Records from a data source
+===+

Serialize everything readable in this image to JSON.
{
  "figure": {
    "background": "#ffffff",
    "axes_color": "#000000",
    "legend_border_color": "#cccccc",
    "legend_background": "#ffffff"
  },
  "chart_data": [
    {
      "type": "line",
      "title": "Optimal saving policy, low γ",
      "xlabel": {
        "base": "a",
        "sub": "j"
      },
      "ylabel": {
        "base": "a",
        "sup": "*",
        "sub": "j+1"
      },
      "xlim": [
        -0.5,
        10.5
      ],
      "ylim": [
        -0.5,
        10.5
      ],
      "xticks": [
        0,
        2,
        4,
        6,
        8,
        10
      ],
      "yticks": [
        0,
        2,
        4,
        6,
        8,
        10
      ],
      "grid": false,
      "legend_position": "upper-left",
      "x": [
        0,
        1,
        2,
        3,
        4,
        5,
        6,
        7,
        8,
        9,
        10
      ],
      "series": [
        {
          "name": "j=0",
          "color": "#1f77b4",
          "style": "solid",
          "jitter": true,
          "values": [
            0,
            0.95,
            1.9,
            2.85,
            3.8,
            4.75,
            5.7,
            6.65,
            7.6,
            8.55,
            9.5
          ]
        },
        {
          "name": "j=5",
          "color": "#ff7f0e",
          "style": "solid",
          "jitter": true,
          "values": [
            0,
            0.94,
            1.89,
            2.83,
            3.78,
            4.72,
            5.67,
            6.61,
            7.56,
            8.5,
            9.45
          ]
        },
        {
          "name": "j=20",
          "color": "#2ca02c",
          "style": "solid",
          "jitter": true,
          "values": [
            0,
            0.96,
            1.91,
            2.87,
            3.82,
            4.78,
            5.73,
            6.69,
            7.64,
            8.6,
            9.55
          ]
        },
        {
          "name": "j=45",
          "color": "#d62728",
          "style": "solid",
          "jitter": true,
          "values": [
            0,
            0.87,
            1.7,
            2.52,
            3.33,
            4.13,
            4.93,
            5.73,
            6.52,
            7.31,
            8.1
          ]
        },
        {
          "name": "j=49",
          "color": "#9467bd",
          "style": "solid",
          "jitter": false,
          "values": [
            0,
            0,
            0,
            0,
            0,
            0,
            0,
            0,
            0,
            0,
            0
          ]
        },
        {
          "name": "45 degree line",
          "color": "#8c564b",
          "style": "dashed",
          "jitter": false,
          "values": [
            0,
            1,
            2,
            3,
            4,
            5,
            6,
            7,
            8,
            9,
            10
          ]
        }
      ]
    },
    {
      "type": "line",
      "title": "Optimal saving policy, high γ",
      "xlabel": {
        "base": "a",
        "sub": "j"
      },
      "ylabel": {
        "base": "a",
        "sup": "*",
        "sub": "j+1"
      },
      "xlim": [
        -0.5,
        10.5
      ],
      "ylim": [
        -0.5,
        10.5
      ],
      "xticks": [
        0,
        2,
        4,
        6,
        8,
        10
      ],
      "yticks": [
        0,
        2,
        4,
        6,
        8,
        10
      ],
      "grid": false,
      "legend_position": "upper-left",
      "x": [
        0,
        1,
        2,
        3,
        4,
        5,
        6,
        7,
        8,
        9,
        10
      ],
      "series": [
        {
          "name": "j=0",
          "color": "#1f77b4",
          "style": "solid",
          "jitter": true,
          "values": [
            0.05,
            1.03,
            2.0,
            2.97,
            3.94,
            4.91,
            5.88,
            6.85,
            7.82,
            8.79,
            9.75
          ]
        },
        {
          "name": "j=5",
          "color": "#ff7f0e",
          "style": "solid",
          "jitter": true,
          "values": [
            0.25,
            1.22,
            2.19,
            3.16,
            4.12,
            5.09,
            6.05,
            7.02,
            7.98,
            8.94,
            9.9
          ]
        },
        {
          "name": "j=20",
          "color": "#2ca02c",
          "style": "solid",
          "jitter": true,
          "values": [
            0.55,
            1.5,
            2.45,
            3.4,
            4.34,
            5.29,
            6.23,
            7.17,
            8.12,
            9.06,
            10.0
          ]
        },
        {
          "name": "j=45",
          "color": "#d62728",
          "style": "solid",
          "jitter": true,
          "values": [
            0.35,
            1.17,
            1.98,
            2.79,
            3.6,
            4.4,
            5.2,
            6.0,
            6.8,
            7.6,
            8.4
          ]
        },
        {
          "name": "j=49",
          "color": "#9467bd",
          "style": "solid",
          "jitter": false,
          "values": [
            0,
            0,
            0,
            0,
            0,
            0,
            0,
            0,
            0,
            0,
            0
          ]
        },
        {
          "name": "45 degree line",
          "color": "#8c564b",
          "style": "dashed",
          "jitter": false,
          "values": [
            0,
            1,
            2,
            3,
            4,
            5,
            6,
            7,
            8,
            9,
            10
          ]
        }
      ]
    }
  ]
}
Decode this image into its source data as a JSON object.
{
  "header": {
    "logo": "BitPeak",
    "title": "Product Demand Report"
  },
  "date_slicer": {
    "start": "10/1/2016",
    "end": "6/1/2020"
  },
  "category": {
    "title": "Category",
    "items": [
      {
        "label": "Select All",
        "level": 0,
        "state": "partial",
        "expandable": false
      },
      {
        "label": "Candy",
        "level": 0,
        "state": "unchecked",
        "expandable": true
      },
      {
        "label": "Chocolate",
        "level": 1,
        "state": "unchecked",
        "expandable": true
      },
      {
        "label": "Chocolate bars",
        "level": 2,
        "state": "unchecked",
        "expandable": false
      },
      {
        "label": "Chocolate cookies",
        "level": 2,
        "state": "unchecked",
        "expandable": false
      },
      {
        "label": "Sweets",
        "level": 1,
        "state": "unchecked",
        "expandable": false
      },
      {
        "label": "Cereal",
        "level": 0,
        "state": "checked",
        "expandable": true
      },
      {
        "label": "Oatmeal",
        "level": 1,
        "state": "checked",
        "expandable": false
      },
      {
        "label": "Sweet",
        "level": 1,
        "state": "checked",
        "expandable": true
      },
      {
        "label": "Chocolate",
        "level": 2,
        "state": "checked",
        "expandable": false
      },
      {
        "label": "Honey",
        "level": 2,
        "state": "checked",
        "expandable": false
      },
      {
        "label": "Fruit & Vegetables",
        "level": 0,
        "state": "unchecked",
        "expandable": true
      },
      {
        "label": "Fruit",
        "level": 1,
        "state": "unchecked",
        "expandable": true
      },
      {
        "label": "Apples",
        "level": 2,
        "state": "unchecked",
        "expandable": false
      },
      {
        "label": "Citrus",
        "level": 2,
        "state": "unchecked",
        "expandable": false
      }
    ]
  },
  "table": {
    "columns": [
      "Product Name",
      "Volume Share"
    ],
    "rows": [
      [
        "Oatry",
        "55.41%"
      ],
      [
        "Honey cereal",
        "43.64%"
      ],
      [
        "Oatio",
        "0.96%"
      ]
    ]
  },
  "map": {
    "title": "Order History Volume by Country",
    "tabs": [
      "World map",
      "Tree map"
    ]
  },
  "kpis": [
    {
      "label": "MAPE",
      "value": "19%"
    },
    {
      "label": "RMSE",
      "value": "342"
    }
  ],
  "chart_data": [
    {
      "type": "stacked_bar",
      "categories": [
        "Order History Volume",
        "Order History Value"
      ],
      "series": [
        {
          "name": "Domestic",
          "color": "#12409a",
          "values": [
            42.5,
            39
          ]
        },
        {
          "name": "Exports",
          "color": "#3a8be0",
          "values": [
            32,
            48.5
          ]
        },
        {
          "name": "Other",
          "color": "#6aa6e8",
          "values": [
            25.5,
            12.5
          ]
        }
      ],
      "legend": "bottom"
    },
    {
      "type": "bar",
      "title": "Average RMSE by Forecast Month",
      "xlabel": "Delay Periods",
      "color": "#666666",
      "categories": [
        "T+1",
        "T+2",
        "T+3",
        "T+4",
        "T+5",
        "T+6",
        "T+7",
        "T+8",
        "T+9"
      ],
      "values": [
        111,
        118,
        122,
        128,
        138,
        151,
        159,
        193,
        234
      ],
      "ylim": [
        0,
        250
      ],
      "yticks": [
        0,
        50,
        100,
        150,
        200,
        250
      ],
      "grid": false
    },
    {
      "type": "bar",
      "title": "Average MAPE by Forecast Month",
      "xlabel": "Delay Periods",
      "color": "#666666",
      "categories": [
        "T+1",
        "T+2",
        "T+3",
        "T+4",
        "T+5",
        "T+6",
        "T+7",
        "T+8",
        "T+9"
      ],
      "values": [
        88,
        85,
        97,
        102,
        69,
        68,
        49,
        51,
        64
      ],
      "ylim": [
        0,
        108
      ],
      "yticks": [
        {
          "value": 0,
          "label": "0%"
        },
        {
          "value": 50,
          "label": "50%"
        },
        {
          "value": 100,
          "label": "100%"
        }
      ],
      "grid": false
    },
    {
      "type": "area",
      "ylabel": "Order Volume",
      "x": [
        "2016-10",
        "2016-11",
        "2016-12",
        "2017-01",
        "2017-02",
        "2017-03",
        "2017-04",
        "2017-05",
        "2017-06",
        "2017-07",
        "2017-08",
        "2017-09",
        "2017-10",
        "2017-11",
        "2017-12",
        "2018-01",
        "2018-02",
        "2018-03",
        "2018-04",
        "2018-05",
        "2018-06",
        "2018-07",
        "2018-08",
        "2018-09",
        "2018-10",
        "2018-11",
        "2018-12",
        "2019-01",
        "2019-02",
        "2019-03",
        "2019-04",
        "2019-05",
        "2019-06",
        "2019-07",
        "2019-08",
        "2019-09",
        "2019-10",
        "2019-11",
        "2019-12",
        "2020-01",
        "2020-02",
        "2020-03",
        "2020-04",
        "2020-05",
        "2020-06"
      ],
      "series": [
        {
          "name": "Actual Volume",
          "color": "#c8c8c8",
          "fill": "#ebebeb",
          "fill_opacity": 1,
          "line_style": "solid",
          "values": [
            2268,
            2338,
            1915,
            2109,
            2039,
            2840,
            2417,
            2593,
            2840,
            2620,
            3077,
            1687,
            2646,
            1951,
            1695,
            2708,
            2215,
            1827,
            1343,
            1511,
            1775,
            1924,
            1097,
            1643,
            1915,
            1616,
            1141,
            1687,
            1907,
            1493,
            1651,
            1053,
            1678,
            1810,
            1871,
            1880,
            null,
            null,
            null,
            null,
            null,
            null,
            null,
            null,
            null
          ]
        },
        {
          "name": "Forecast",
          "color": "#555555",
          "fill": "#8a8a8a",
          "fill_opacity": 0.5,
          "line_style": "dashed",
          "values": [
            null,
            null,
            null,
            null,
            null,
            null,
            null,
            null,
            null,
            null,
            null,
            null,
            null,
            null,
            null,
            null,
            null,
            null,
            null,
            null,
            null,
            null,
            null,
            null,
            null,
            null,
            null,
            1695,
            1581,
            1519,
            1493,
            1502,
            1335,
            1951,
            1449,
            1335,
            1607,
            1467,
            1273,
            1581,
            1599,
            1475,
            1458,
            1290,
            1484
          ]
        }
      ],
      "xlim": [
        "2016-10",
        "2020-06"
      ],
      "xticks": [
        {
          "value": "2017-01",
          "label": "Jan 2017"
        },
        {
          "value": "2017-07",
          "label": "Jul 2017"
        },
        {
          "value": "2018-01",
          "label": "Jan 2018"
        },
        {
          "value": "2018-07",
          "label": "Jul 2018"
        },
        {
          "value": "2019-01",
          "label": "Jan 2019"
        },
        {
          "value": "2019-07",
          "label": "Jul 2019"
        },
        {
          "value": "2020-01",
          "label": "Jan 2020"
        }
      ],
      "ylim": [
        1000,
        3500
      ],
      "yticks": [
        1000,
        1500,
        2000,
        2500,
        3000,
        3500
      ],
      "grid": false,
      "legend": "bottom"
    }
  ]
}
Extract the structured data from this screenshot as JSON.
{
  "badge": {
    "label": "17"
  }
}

+===+

▶ _Goal_
Give back exactly the lines beginning at the one with "Extract the structured" and ending at the final line of the material; both boundary lines belong in it.

▶ _Solution to this task_
Extract the structured data from this screenshot as JSON.
{
  "badge": {
    "label": "17"
  }
}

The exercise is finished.